Check every line below for the string "share", and copy the lines that contain it.
__________
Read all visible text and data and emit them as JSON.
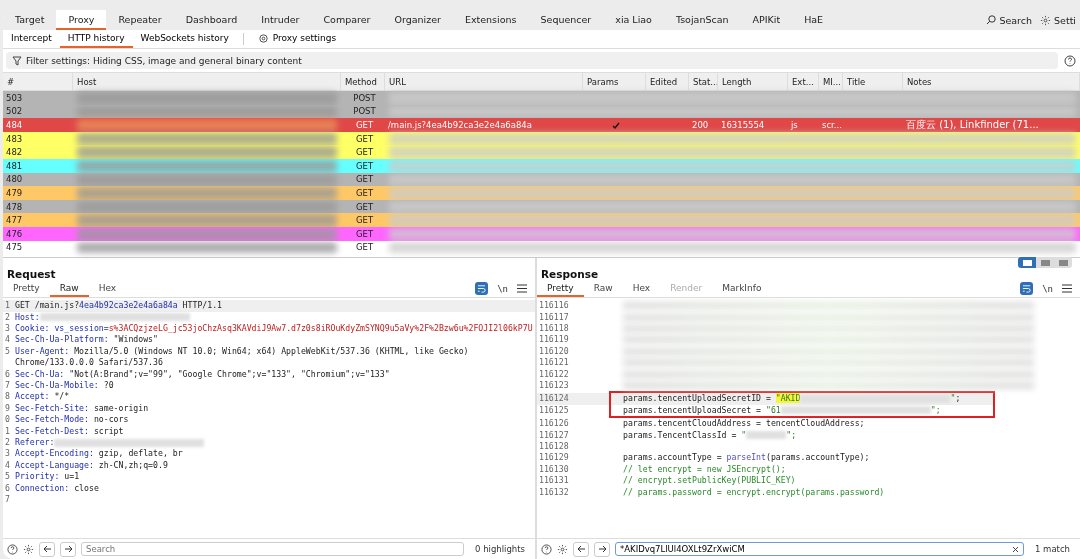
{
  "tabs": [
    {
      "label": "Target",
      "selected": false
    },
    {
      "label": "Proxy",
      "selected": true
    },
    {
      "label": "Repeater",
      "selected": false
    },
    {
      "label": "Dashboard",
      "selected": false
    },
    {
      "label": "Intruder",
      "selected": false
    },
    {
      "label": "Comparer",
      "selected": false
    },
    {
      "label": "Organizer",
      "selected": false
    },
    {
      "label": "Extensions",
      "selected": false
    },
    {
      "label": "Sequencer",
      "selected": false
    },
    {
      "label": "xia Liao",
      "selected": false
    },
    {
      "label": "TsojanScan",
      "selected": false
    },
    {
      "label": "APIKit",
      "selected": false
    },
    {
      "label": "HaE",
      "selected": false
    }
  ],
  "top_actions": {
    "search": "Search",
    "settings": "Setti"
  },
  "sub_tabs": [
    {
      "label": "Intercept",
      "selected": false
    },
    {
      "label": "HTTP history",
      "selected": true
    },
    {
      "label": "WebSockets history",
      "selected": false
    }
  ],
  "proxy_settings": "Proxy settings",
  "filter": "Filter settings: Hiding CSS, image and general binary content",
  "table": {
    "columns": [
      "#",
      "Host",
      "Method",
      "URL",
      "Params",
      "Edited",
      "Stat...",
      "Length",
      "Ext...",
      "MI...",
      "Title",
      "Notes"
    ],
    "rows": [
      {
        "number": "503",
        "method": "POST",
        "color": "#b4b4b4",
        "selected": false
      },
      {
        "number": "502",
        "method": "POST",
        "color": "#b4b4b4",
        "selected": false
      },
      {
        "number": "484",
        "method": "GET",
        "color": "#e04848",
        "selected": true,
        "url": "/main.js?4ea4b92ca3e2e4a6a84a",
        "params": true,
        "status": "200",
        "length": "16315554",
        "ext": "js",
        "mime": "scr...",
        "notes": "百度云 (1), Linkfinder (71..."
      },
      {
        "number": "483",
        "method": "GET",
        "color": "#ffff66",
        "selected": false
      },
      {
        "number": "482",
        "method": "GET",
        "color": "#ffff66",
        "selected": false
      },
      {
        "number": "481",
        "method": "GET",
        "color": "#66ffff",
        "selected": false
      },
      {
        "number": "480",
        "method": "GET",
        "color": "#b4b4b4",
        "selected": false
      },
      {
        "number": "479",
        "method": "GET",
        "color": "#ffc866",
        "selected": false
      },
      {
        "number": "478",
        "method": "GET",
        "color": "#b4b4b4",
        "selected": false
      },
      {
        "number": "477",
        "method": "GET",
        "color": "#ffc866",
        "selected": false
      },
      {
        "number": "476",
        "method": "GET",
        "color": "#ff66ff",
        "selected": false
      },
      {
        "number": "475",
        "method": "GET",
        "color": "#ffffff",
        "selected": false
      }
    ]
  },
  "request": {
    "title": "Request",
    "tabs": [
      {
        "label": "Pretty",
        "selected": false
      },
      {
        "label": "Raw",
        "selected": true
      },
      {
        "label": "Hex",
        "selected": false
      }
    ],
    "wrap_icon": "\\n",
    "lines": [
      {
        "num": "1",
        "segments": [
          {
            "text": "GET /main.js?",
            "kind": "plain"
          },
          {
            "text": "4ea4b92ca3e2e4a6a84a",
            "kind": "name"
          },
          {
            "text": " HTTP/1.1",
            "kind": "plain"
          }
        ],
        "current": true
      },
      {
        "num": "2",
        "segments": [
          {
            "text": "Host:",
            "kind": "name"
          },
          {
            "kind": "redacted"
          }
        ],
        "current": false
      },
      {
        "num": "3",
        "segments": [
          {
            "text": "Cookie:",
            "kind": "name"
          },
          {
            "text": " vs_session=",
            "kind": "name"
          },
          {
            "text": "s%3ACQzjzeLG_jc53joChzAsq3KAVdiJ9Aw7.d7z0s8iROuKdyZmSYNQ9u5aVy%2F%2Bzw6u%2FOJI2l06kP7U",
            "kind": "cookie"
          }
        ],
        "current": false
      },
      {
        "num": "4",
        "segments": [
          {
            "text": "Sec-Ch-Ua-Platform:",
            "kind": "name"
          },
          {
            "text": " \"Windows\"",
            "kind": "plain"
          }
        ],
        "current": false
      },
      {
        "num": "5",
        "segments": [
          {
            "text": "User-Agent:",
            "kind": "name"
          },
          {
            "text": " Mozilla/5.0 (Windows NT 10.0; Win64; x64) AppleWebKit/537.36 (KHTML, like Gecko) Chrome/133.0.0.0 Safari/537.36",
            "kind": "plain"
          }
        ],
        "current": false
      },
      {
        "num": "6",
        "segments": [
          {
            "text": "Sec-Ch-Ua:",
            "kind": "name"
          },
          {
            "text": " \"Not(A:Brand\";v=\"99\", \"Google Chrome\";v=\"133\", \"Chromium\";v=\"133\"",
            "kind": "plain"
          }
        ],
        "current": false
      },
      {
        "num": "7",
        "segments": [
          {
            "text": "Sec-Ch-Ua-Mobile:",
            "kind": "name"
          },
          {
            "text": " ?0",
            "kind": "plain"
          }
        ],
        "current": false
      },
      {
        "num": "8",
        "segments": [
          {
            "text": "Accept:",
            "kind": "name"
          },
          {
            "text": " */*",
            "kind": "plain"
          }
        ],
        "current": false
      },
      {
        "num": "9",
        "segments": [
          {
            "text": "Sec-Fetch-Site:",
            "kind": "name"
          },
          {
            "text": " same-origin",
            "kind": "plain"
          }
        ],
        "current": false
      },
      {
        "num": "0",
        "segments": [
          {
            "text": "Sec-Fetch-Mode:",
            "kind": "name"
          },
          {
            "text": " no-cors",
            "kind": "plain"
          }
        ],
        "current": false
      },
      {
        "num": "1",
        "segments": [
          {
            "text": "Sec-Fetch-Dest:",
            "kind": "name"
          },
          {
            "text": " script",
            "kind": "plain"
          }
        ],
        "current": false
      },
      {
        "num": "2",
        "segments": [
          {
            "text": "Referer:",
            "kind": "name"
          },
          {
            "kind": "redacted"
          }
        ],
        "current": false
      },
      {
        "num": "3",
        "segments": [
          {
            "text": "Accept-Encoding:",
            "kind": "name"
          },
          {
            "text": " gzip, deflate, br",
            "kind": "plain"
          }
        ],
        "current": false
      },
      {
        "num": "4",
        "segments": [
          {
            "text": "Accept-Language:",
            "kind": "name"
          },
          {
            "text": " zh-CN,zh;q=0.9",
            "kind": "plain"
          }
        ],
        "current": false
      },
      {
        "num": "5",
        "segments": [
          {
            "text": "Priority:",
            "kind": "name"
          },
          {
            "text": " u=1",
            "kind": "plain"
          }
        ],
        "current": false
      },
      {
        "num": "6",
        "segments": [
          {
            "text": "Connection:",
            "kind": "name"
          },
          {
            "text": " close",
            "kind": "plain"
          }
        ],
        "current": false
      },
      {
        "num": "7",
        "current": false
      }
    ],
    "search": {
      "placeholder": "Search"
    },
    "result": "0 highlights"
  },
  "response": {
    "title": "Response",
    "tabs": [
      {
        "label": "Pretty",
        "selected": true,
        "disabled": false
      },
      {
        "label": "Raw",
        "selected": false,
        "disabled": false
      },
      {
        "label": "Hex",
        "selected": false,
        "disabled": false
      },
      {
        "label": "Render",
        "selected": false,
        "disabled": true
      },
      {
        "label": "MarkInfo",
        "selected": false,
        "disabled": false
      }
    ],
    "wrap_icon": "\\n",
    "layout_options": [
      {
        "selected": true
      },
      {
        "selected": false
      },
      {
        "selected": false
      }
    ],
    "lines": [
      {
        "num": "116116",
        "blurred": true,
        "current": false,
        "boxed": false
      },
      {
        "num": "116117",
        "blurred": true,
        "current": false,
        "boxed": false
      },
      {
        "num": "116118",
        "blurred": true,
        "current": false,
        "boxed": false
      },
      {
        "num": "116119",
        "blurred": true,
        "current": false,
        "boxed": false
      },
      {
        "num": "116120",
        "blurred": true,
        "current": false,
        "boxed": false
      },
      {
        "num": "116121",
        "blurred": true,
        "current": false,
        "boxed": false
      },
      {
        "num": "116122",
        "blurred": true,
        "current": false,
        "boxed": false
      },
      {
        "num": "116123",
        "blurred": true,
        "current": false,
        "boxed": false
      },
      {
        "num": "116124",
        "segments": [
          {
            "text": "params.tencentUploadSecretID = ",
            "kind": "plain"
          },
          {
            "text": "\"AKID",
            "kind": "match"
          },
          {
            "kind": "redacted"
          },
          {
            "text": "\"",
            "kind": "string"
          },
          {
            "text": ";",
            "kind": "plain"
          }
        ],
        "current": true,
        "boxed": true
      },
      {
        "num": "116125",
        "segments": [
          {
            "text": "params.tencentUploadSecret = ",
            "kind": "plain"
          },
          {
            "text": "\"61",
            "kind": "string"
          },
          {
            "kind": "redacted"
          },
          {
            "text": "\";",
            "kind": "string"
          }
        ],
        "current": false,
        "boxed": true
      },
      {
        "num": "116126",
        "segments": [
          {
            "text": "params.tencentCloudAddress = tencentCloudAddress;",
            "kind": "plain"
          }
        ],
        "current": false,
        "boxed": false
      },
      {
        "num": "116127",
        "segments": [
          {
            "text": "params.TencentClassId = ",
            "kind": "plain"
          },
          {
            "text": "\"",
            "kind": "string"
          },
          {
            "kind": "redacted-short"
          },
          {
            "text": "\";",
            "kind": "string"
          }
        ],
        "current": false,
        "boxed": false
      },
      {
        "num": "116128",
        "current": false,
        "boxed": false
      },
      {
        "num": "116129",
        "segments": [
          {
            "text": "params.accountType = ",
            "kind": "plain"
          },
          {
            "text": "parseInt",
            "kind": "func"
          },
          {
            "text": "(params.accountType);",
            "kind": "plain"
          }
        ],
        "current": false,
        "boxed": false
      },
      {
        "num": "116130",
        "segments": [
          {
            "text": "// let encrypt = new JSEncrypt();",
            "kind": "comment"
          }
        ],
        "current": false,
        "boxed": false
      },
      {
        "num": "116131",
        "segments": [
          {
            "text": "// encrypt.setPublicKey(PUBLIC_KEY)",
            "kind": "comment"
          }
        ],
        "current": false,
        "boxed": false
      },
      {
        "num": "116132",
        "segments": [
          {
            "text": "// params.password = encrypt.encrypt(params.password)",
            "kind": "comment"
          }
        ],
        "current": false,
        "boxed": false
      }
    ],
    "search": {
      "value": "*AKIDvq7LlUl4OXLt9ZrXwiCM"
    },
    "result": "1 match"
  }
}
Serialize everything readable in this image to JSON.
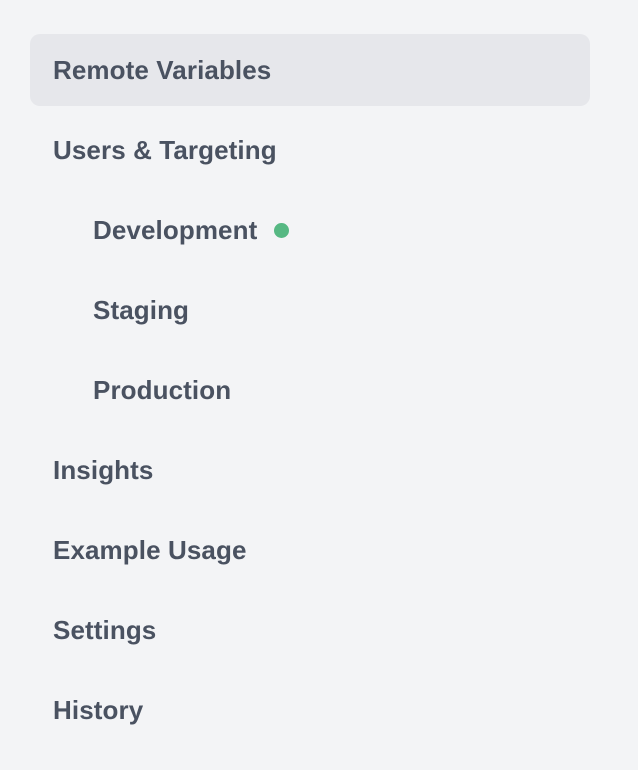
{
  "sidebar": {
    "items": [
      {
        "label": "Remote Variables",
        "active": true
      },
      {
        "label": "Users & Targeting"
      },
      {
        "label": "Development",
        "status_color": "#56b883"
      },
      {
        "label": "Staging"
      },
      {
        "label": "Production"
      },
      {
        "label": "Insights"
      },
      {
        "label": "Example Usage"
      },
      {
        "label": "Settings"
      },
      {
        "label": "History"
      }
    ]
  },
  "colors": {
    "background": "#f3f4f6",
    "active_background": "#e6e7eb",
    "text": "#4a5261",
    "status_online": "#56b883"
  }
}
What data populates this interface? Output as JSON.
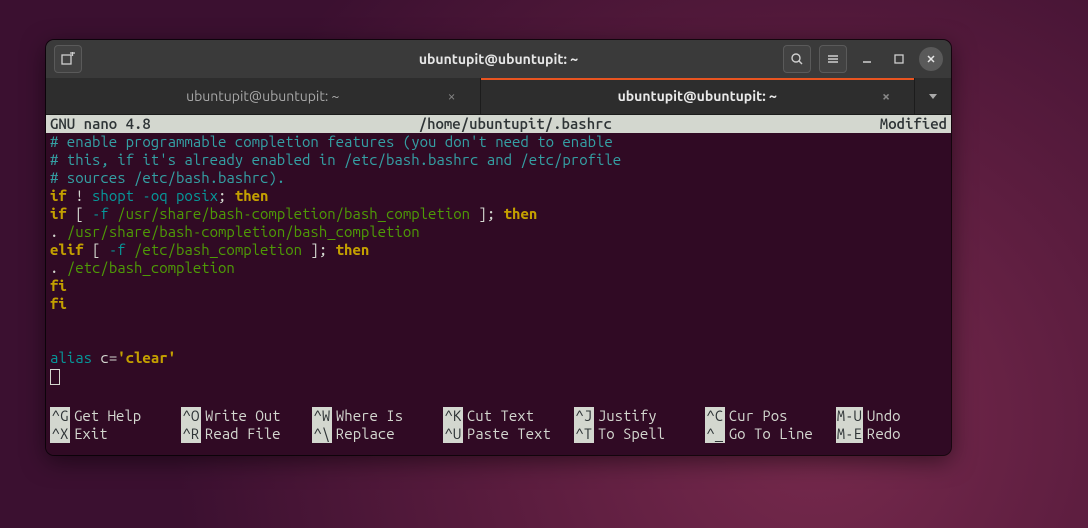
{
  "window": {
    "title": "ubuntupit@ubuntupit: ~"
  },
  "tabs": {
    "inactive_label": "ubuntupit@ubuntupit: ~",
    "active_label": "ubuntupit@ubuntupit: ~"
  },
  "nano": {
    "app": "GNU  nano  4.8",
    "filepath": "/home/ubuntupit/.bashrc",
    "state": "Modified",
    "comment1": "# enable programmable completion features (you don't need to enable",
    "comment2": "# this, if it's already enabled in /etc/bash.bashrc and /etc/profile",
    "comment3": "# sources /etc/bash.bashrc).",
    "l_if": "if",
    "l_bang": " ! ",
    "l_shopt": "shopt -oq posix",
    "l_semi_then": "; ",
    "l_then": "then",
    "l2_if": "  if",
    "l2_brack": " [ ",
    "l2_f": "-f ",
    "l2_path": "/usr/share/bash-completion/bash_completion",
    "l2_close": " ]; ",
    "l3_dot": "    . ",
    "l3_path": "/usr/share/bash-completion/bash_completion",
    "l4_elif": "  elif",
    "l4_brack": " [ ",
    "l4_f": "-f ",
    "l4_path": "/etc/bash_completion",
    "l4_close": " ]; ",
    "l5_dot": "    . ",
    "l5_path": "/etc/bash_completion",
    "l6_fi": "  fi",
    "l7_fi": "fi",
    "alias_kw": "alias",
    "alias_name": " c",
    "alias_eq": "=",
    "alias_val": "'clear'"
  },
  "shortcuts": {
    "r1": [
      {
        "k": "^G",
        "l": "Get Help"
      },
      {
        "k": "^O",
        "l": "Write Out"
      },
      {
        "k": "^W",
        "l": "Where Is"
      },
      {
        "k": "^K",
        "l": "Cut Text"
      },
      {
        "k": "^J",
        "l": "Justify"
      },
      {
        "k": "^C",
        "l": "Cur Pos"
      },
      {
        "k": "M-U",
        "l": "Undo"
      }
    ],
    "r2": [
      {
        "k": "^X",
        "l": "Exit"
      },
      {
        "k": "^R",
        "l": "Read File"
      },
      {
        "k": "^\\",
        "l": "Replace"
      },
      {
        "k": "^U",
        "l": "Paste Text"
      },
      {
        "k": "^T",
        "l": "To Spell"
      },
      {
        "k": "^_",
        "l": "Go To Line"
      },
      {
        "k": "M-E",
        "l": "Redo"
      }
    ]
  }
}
__________
## Full response
    "l2_path": "/usr/share/bash-completion/bash_completion",
    "l3_path": "/usr/share/bash-completion/bash_completion",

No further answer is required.